Exercise details:
From the listing below, return each line that includes "label".

Materials provided:

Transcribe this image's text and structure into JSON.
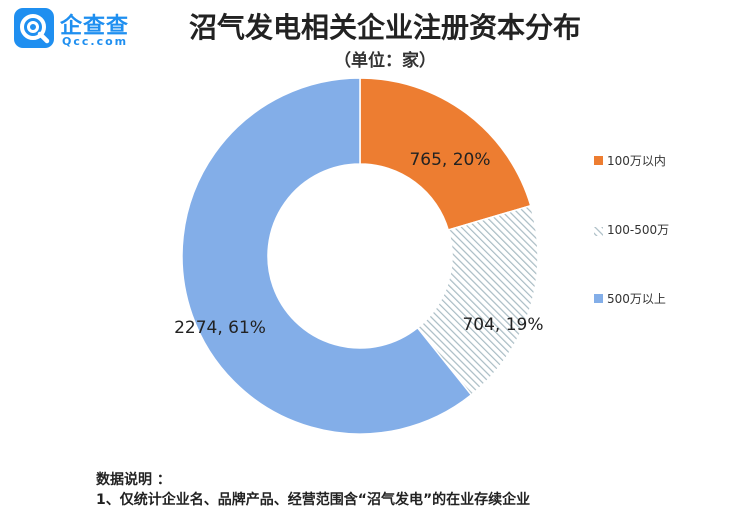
{
  "brand": {
    "name": "企查查",
    "domain": "Qcc.com",
    "color": "#1f8ff0"
  },
  "chart_data": {
    "type": "pie",
    "variant": "donut",
    "title": "沼气发电相关企业注册资本分布",
    "subtitle": "（单位：家）",
    "series": [
      {
        "name": "100万以内",
        "value": 765,
        "percent": 20,
        "label": "765, 20%",
        "color": "#ed7d31",
        "pattern": "solid"
      },
      {
        "name": "100-500万",
        "value": 704,
        "percent": 19,
        "label": "704, 19%",
        "color": "#c4d4da",
        "pattern": "hatched"
      },
      {
        "name": "500万以上",
        "value": 2274,
        "percent": 61,
        "label": "2274, 61%",
        "color": "#83aee8",
        "pattern": "solid"
      }
    ],
    "legend_position": "right"
  },
  "notes": {
    "heading": "数据说明 ：",
    "lines": [
      "1、仅统计企业名、品牌产品、经营范围含“沼气发电”的在业存续企业"
    ]
  }
}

Exercise result:
        "label": "765, 20%",
        "label": "704, 19%",
        "label": "2274, 61%",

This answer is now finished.